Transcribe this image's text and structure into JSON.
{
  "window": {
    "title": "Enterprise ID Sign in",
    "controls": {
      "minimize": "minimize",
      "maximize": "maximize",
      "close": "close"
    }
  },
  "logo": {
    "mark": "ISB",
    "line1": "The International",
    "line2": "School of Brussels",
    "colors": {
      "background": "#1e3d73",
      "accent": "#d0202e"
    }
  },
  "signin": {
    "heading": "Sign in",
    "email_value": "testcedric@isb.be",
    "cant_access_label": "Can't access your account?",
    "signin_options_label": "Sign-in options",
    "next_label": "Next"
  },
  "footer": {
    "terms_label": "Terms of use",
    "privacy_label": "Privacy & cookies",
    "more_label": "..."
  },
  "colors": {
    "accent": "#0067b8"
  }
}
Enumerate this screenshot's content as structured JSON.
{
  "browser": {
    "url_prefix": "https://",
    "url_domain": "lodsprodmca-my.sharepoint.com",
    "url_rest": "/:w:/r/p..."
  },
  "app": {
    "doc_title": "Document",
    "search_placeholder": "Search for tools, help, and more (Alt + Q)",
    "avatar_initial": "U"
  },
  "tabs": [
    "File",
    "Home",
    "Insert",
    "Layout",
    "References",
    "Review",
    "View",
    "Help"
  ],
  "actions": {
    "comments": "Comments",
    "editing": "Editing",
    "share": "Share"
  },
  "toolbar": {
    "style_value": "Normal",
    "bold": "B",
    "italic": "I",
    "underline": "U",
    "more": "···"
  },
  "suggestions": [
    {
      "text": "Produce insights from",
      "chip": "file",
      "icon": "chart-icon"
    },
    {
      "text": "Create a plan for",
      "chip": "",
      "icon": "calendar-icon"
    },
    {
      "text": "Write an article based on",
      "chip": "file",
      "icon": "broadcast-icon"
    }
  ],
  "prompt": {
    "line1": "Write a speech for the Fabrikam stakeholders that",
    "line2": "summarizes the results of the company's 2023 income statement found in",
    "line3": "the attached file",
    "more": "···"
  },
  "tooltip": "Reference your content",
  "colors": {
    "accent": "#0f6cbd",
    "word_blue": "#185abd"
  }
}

☆ ☆ ☆ ☆ ☆

# TO BE DONE
Look through the entries above and report each line where the string "accent" occurs.

# SOLUTION TO THIS EXERCISE
      "accent": "#d0202e"
    "accent": "#0067b8"
    "accent": "#0f6cbd",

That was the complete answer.